Provided data
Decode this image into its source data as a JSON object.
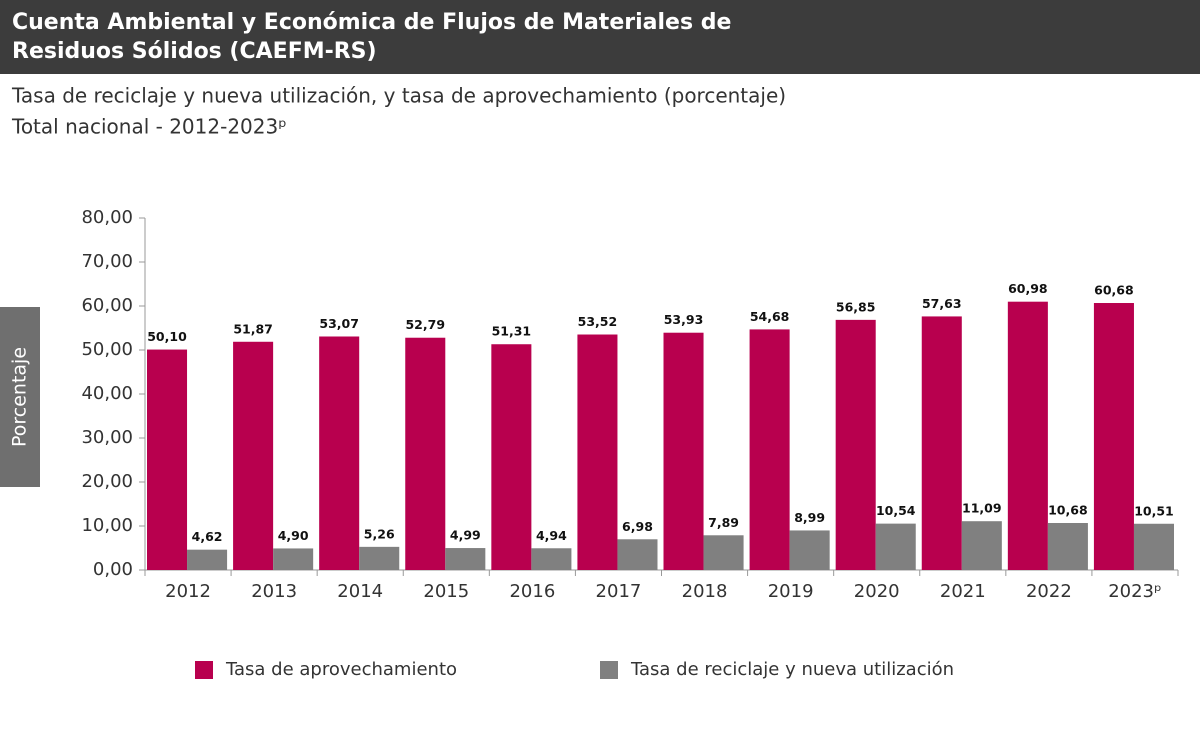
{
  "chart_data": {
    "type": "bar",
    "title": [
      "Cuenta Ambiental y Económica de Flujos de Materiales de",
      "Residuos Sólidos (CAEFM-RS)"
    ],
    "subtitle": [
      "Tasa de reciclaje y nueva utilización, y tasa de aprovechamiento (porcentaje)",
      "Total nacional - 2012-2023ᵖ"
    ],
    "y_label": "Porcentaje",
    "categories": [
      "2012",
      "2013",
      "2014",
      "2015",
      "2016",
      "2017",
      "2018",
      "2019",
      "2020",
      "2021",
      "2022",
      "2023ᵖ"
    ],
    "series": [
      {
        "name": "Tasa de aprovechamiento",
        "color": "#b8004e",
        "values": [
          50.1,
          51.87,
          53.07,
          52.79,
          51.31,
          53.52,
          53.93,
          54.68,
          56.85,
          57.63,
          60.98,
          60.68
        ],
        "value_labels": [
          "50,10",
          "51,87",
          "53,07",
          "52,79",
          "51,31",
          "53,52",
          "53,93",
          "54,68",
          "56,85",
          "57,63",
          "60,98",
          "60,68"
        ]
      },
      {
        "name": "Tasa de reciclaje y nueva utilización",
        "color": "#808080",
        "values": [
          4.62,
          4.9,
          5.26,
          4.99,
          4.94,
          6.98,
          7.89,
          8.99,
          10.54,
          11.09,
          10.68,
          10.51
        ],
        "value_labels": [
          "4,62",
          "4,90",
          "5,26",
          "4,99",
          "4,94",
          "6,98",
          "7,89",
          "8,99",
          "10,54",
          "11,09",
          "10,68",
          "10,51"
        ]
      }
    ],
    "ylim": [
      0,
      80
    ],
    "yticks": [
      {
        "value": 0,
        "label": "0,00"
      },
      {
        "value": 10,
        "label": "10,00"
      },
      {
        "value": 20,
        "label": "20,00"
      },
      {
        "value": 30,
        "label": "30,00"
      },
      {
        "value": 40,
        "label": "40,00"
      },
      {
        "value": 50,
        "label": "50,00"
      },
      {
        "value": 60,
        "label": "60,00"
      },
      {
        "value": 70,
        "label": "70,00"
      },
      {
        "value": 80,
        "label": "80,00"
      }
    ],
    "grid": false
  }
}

Set problem
Exactly how many lines in the data above contain the word "reciclaje"? Respond with the number and nothing more.

Complete output
2